+++ Text extract
2.3. Particleboard manufacturing

The adhesive applied to the particles was liquid phenol-formaldehyde, with a solids content of 52.32%, gel time at 121 °C of 8.19 minutes, and viscosity of 640 cP at 25 °C, with the amount of 8% resin solids calculated based on the dry mass of the particles. Liquid paraffin was also applied to the particles for all treatments in the amount of 1% solids, calculated on the same basis as the adhesive. Application of the adhesive and the paraffin emulsion were performed separately in this order on a rotary drum type gluer set to rotate at 12 RPM, inside which was a compressed-air pistol equipped with un upper cup used to spray the liquid onto the particles.

The particles already impregnated with adhesive and paraffin were manually placed into a mat-forming wooden box with dimensions of 400 mm for the inner edge and 200 mm height. After the particulate-mat underwent cold pre-pressing, it was placed in a hydraulic press for hot pressing. The maximum pressure used during the pressing of the panels was 35 kgf/cm2 at a temperature of 180 °C and total time equal to 10 minutes using 15.7 mm thick separators.
++++++
Directives ▸
**a.** In the particleboard manufacturing text, what maximum pressure was used when the panels were pressed?
**b.** From the particleboard manufacturing text, return the passage between "2.3. Particleboard manufacturing" and "onto the particles.", inclusive.
**c.** Does the particleboard manufacturing text support each of the following statements? (i) The rotary drum gluer was set to rotate at 12 RPM. (ii) The paraffin emulsion was applied to the particles before the adhesive. (iii) The box used to form the mat was made of metal.
+++ Data excerpts
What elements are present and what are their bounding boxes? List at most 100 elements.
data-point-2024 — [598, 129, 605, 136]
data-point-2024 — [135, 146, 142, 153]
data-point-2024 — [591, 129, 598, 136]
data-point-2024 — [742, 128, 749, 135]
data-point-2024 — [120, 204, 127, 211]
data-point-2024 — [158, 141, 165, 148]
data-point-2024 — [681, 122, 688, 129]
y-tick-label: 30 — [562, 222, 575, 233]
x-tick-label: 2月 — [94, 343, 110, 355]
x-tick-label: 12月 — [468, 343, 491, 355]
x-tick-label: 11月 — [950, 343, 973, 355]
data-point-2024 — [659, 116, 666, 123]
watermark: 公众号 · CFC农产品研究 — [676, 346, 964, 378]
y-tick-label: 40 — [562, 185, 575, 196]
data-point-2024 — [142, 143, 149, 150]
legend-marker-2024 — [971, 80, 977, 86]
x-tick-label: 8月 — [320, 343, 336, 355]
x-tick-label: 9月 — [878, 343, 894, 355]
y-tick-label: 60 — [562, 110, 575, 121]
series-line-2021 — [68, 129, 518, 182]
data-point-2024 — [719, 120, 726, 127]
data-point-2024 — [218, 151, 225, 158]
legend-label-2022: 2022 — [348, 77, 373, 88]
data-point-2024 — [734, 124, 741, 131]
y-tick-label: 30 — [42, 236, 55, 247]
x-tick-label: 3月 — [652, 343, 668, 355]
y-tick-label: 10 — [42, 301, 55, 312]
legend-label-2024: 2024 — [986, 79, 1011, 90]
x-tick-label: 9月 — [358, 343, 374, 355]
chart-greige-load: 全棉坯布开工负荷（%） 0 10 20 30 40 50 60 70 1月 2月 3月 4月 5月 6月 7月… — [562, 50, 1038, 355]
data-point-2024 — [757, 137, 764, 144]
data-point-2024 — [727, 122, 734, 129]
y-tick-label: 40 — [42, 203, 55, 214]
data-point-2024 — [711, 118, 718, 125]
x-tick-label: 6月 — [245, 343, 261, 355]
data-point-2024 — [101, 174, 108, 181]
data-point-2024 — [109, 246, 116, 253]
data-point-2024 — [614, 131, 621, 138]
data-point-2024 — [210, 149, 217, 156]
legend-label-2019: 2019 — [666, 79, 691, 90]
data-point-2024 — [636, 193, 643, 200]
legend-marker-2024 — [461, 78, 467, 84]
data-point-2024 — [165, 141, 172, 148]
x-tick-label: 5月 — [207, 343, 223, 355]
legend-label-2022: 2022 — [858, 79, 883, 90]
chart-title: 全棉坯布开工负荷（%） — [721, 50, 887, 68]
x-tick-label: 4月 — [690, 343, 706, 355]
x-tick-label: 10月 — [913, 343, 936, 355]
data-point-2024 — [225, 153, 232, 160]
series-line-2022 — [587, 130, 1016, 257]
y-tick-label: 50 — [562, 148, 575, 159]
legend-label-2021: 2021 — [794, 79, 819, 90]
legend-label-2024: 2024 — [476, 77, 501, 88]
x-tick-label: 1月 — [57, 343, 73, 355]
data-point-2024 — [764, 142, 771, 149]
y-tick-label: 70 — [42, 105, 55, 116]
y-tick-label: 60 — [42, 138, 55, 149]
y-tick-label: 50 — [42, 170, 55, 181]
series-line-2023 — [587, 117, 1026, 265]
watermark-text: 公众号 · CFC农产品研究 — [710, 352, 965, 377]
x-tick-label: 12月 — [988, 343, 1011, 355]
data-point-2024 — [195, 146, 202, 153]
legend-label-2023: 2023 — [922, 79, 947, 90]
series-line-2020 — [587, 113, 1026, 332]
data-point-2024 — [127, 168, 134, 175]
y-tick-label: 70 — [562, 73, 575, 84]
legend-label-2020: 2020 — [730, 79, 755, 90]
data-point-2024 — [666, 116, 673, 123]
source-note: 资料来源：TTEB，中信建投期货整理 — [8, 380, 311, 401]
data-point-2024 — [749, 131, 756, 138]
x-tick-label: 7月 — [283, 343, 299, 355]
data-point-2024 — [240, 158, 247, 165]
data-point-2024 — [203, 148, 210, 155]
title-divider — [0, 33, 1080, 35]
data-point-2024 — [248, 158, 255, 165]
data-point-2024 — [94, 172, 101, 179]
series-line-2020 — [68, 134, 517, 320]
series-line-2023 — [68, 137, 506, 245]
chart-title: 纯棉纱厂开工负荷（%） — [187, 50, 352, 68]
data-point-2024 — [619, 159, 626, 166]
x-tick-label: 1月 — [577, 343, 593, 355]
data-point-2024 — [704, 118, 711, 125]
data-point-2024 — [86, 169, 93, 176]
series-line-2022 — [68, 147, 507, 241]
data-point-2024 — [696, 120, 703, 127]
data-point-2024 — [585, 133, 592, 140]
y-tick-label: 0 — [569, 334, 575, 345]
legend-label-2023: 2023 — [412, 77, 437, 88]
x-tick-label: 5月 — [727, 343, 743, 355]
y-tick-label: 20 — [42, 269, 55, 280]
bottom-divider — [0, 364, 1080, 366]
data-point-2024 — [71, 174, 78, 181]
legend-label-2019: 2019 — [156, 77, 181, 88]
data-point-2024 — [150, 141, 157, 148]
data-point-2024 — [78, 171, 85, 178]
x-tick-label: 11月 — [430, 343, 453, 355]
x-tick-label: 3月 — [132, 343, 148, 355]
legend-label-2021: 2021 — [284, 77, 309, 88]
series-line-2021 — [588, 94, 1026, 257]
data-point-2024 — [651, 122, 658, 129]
++++++
+++ Data excerpts
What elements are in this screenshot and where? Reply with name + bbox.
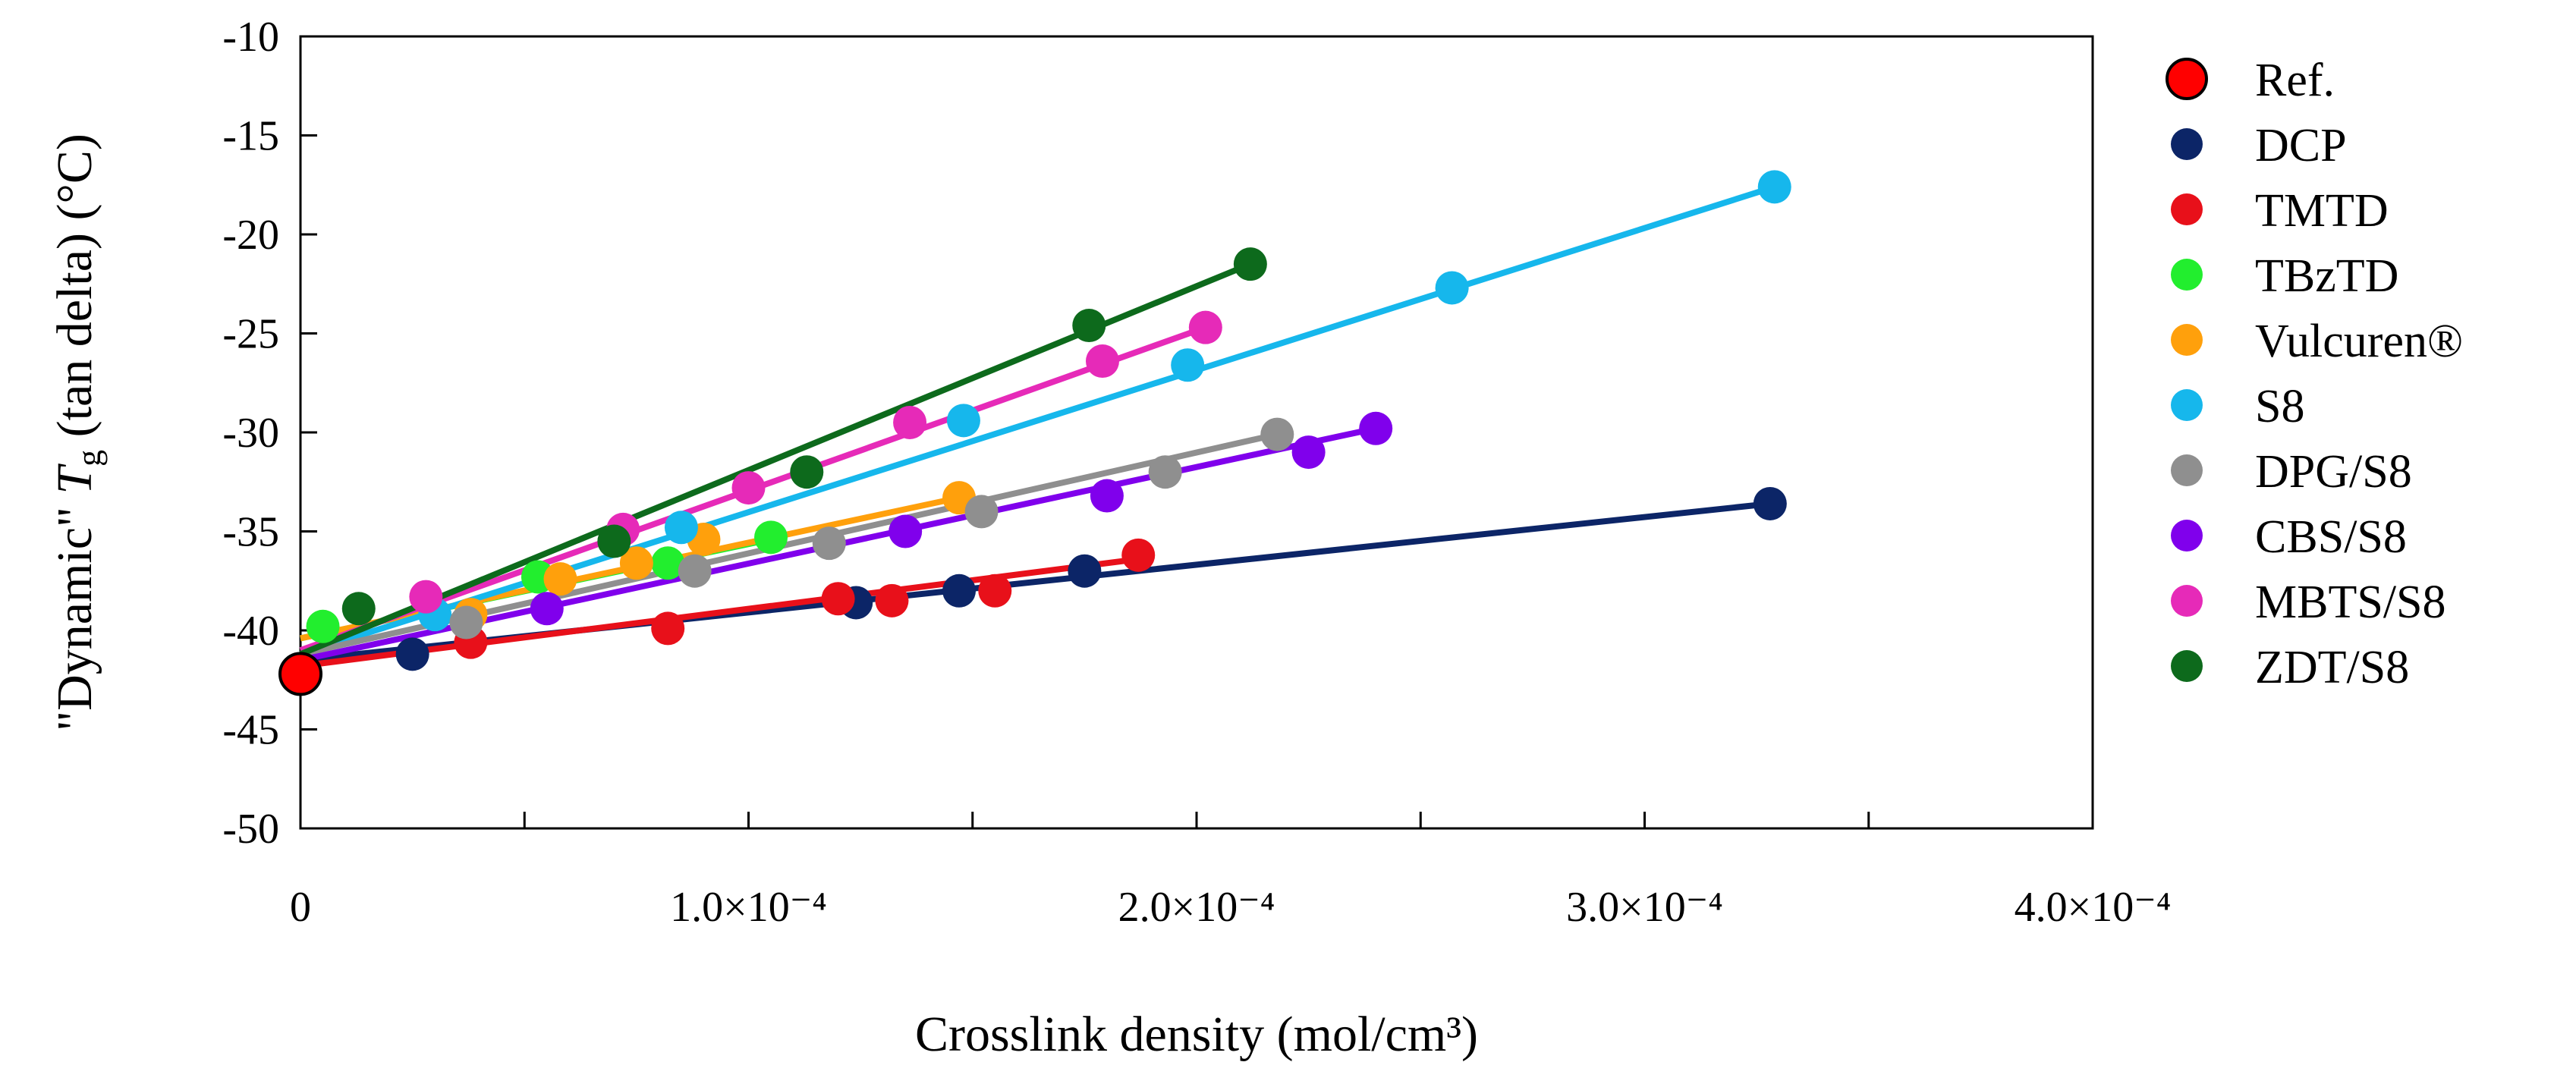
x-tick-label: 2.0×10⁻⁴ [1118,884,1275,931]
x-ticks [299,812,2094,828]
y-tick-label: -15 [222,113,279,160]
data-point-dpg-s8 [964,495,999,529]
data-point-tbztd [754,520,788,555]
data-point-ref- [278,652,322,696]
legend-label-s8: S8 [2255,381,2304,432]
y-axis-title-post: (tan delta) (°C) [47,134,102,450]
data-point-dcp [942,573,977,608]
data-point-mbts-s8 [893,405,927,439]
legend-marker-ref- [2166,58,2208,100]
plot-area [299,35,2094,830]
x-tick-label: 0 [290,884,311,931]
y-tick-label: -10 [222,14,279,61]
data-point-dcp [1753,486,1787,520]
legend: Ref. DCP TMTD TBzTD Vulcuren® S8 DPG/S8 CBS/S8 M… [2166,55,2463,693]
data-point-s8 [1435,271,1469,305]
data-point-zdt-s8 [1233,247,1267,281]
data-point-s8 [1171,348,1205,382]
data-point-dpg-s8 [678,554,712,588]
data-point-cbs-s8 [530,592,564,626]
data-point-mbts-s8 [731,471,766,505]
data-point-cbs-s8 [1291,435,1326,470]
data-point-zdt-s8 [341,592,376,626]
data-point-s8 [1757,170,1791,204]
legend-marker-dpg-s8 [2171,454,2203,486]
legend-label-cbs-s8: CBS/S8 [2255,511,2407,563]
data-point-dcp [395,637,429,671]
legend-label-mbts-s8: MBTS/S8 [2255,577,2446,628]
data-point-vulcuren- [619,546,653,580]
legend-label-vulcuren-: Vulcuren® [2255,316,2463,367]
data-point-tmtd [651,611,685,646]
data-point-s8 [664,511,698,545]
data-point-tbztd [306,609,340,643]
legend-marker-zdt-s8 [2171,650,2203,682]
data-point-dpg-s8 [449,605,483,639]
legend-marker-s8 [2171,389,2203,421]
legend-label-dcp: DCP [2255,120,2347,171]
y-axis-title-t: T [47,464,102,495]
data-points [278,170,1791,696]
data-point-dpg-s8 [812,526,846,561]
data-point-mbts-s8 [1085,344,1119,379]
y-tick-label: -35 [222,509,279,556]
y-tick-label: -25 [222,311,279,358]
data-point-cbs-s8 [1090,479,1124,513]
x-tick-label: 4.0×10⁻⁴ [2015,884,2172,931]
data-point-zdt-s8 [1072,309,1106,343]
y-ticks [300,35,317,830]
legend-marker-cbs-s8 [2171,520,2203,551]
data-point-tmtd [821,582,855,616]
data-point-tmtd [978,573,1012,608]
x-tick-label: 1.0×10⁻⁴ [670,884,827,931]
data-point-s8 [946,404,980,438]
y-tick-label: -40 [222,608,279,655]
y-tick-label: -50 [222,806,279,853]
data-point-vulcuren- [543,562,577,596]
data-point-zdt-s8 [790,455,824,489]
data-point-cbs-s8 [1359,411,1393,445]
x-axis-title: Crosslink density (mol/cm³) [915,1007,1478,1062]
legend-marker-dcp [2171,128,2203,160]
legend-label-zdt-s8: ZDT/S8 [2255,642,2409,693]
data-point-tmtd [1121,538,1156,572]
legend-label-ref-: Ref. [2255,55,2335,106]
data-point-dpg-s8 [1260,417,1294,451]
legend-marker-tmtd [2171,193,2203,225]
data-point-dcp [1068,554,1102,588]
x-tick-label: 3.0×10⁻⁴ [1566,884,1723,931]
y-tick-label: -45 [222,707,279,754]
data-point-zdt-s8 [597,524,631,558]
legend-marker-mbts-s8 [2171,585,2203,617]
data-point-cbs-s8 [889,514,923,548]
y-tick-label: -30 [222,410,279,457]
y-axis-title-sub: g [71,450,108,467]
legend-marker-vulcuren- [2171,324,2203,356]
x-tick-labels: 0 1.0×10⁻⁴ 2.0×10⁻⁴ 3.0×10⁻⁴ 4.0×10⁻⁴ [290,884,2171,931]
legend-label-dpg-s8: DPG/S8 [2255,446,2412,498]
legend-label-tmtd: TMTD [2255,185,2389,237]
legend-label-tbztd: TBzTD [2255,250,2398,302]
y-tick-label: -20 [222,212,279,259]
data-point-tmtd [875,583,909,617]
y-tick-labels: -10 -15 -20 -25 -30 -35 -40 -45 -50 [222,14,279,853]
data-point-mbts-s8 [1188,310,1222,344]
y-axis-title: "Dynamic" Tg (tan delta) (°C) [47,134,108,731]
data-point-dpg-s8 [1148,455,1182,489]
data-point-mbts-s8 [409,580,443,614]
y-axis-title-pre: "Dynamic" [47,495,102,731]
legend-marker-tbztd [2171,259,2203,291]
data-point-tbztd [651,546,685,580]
++++++
Results by task ▸
**a.** 35 kgf/cm2

**b.**
2.3. Particleboard manufacturing

The adhesive applied to the particles was liquid phenol-formaldehyde, with a solids content of 52.32%, gel time at 121 °C of 8.19 minutes, and viscosity of 640 cP at 25 °C, with the amount of 8% resin solids calculated based on the dry mass of the particles. Liquid paraffin was also applied to the particles for all treatments in the amount of 1% solids, calculated on the same basis as the adhesive. Application of the adhesive and the paraffin emulsion were performed separately in this order on a rotary drum type gluer set to rotate at 12 RPM, inside which was a compressed-air pistol equipped with un upper cup used to spray the liquid onto the particles.

**c.**
(i) Yes: "set to rotate at 12 RPM"
(ii) No: "Application of the adhesive and the paraffin emulsion were performed separately in this order"
(iii) No: "a mat-forming wooden box"